---- PROVIDED TEXT
My Mom gave me this ornament back in High School. It was a porcelain(ish) white Angel, holding a basketful of stars. Shortly after she gave it to me and we put it on the tree, I read Madeleine L’Engle’s A Ring of Endless Light in which the protagonist, Vicki, grapples with light and darkness and life and death. I was going through my first real dose of the same struggle, and both the book and the ornament became a tangible symbol for me signifying that like Vicki, I was charged to choose light, and to bear light. Since we’ve been married that ornament has gone at the top of our tree as a reminder to me. After Mom died it took on even greater significance.
This December has been a dark one. December 2 I started bleeding and I soon discovered I was having a miscarriage. The baby was planned for and wanted and hoped for. I took 9 pregnancy tests (the last 4 of them had lines, the first two faint, the last two more solid). The miscarriage happened very early before anyone but us even knew I was pregnant. It was, unquestionably a blow. Since then my heart has felt hollow. The Christmas Season which I love even at the darkest times has seemed only a cruel reminder of what I had hoped for and prayed for and wanted. I’ve always loved Advent because it meant the whole church was pregnant in anticipation of the Christ Child. Obviously that metaphor is a painful one this year.
I have held tenaciously to my conviction that Christmas is about a light in the darkness. I’ve spent time each day covering myself with that thought. I reread A Ring of Endless Light. I accepted the charge anew. I looked at the ornament each time I passed the tree and remembered what it meant even as I struggled against the darkness and the sadness.
--------
= EXERCISE SET =
a) In the last paragraph of the reflection on the angel ornament, list every action the writer says was taken to hold on to the idea of light in the darkness.
b) Proceed with the reflection on the angel ornament, picking up right after its final sentence.
The data that comes next has no connection to the reflection on the angel ornament.
---- RECORDS SHOWN
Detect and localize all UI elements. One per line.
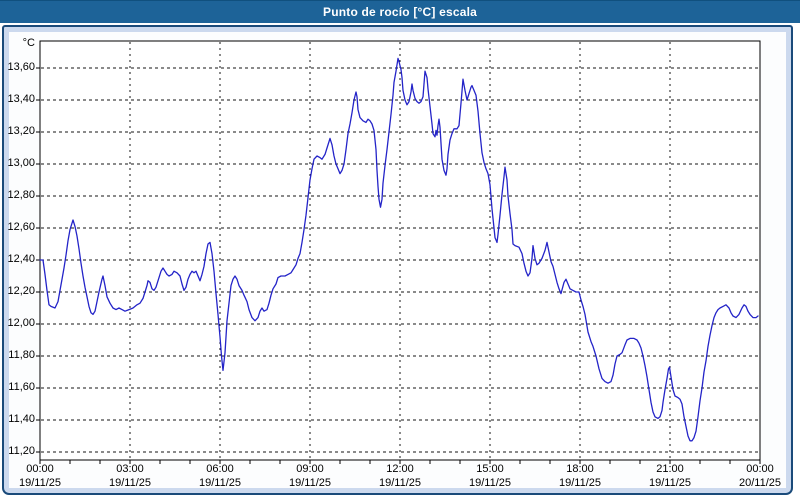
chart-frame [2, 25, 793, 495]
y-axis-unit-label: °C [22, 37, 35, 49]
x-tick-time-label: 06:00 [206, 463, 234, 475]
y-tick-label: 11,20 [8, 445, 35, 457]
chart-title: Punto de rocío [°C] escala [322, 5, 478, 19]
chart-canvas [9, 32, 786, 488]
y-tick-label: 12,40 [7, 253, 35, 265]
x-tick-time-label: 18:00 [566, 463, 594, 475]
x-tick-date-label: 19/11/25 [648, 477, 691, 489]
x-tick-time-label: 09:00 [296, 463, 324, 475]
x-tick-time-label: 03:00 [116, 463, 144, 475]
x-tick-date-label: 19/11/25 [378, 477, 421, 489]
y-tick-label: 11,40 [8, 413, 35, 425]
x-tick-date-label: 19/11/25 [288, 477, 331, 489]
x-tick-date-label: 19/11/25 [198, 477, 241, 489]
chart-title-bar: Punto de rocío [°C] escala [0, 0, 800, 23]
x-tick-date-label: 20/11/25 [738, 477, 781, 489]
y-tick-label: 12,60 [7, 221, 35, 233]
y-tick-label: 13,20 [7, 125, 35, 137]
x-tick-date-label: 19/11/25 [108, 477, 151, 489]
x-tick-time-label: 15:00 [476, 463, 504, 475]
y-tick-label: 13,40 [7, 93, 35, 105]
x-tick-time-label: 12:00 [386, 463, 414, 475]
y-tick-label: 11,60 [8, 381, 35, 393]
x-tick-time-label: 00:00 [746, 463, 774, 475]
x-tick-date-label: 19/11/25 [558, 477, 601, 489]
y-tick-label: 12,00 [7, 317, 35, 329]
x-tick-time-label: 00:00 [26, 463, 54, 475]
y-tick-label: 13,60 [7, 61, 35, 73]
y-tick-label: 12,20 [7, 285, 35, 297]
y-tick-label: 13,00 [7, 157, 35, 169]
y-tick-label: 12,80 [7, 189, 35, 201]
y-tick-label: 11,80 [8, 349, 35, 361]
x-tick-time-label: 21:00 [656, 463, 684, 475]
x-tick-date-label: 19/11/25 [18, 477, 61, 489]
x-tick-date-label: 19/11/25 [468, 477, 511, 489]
--------
---- RECORDS SHOWN
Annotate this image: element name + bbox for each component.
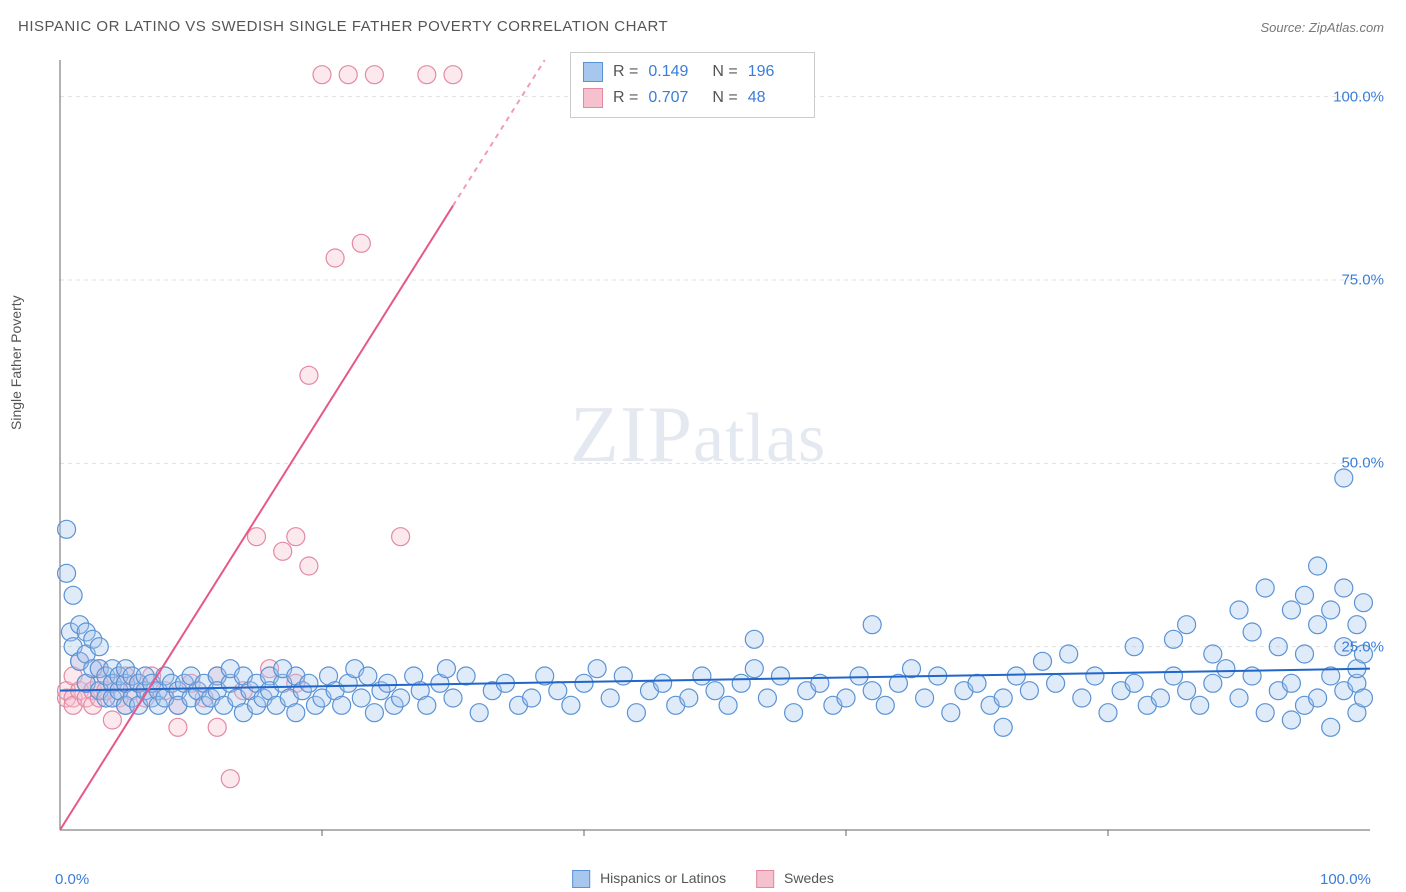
--------
= OUTPUTS IN ORDER =
a)
- Held tenaciously to the conviction that Christmas is about a light in the darkness
- Spent time each day covering self with that thought
- Reread A Ring of Endless Light
- Accepted the charge anew
- Looked at the ornament each time passing the tree and remembered what it meant

b)
So when an exuberant game of tag tipped over the Christmas tree, and I heard the shattering of glass, and we righted the tree and I saw the white fragments of angel all over my floor, I was a devastated all over again. It wasn’t just that the ornament was special. It wasn’t just that my Mom gave it to me. It was that this symbol of light in the darkness was shattered at a time when I was fighting with everything in me to hold onto that light.
And then I saw the gift in what happened: My husband swept up the fragments, and knelt down and painstakingly sifted through the glass to find the pieces of the angel. He’s swept it into a bag. Tonight he plans to pick up some Super Glue and try to piece it back together.
This is the new picture I have to cling to. In his loving actions my husband showed me Christ. I am shattered. The light seems shattered. The joy and the hope of the season are like shards of glass on my dining room floor. But Christ is kneeling down, sifting through the sharp, tiny pieces, and putting me back together. Broken China is stronger when it’s mended. Light seeps through cracks. There is light in this darkness. And I’ve been given the grace to see it.
This is my Christmas.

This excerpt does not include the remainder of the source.